- WHAT THE TASK ASKS: In the entries below, count every line containing "纳斯达克指数". Reply with the number alone.

- GIVEN ENTRIES:
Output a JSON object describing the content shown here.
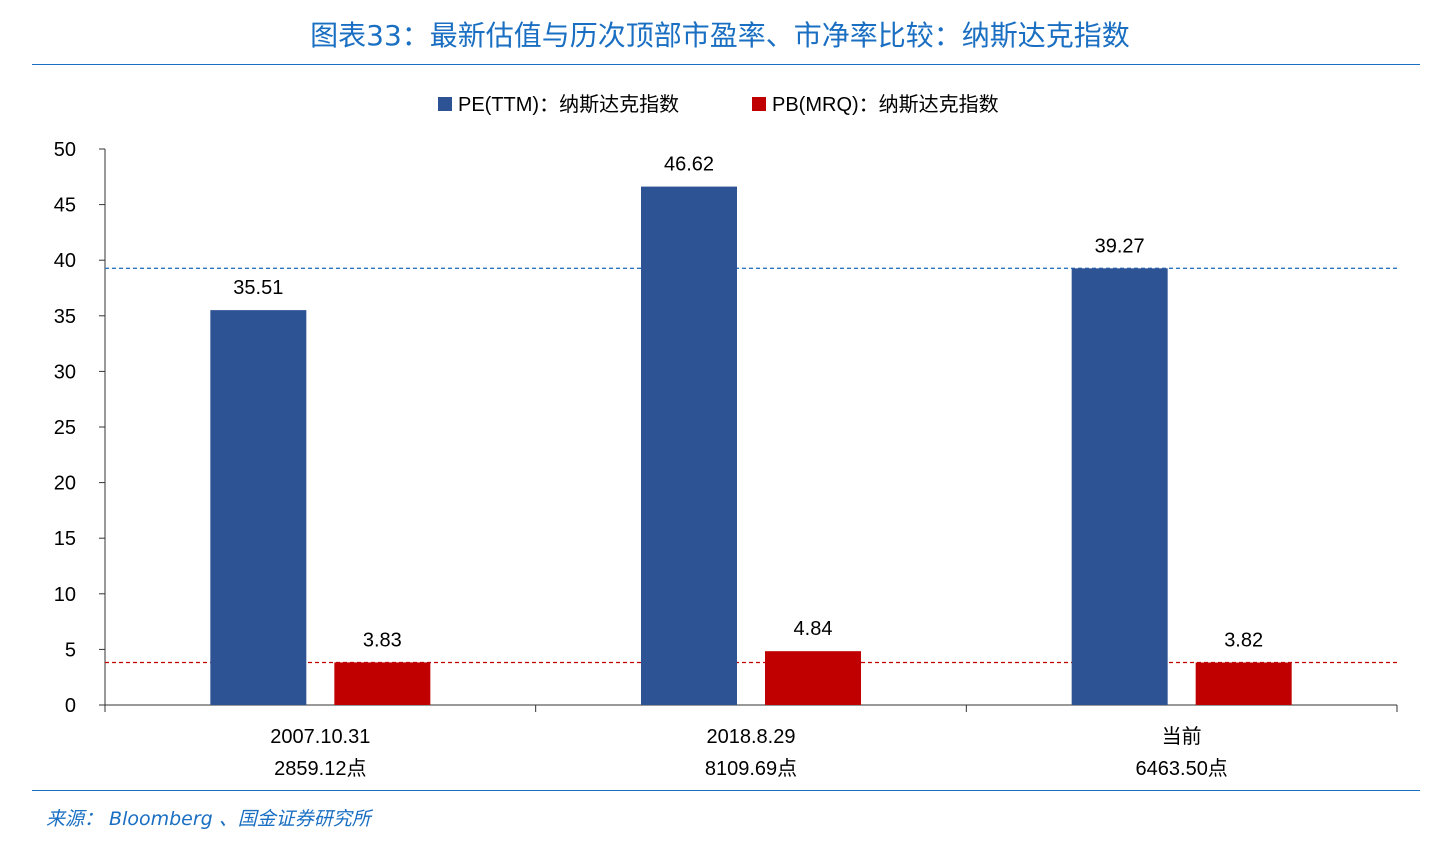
{
  "title": "图表33：最新估值与历次顶部市盈率、市净率比较：纳斯达克指数",
  "source": "来源： Bloomberg 、国金证券研究所",
  "chart_data": {
    "type": "bar",
    "categories": [
      {
        "date": "2007.10.31",
        "index_level": "2859.12点"
      },
      {
        "date": "2018.8.29",
        "index_level": "8109.69点"
      },
      {
        "date": "当前",
        "index_level": "6463.50点"
      }
    ],
    "series": [
      {
        "name": "PE(TTM)：纳斯达克指数",
        "color": "#2e5395",
        "values": [
          35.51,
          46.62,
          39.27
        ],
        "labels": [
          "35.51",
          "46.62",
          "39.27"
        ]
      },
      {
        "name": "PB(MRQ)：纳斯达克指数",
        "color": "#c00000",
        "values": [
          3.83,
          4.84,
          3.82
        ],
        "labels": [
          "3.83",
          "4.84",
          "3.82"
        ]
      }
    ],
    "reference_lines": [
      {
        "value": 39.27,
        "color": "#2e75c2",
        "style": "dashed"
      },
      {
        "value": 3.82,
        "color": "#c00000",
        "style": "dashed"
      }
    ],
    "yticks": [
      "0",
      "5",
      "10",
      "15",
      "20",
      "25",
      "30",
      "35",
      "40",
      "45",
      "50"
    ],
    "ylim": [
      0,
      50
    ],
    "grid": false,
    "legend_position": "top-center"
  }
}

- ANSWER IN FULL: 3